**What to produce**
Write out every line below that includes the word "this".
>> BEGIN The records
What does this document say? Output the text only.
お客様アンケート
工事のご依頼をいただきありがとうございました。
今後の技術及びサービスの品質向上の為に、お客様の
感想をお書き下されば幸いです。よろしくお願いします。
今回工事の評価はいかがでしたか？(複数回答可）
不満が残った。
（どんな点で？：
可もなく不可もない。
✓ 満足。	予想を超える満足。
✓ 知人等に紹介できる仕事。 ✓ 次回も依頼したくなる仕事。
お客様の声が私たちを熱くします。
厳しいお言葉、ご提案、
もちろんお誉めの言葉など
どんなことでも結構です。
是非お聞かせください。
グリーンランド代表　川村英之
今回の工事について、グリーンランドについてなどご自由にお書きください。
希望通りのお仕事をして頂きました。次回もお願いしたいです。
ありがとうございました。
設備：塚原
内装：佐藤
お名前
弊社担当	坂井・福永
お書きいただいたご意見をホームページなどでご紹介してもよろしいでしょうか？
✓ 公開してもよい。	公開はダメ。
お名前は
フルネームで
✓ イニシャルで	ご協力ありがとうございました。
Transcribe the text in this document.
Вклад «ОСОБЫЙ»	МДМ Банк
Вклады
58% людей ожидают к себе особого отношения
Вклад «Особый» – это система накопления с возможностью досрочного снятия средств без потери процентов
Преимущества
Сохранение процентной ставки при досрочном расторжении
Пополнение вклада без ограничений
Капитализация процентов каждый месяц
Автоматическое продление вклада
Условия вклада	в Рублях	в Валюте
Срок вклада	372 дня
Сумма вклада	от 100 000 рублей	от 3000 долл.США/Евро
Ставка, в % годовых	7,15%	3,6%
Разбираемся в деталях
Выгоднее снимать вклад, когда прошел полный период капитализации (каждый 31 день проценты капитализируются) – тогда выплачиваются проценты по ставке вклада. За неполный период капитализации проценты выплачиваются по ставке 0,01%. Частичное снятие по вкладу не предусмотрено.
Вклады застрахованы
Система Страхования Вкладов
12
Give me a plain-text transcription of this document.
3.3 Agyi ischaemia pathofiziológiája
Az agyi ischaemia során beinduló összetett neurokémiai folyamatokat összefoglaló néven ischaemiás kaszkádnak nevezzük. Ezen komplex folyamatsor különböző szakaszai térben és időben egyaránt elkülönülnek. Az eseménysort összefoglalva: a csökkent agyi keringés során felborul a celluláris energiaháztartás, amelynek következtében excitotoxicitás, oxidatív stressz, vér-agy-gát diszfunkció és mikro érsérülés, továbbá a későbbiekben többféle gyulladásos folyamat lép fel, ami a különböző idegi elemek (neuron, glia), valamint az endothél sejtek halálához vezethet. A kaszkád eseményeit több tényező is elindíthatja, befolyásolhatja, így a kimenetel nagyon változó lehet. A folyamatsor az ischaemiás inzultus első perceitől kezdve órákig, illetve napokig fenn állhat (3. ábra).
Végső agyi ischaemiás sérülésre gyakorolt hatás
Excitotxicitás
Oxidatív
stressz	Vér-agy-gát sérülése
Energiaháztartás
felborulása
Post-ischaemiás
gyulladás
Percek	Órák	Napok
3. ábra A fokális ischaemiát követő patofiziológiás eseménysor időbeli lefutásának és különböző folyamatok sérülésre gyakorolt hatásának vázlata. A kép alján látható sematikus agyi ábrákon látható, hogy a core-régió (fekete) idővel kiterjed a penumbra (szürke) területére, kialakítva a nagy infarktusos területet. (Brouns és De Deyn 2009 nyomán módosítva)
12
>> END The records
**Written answer**
What does this document say? Output the text only.
Transcribe the text in this document.
Give me a plain-text transcription of this document.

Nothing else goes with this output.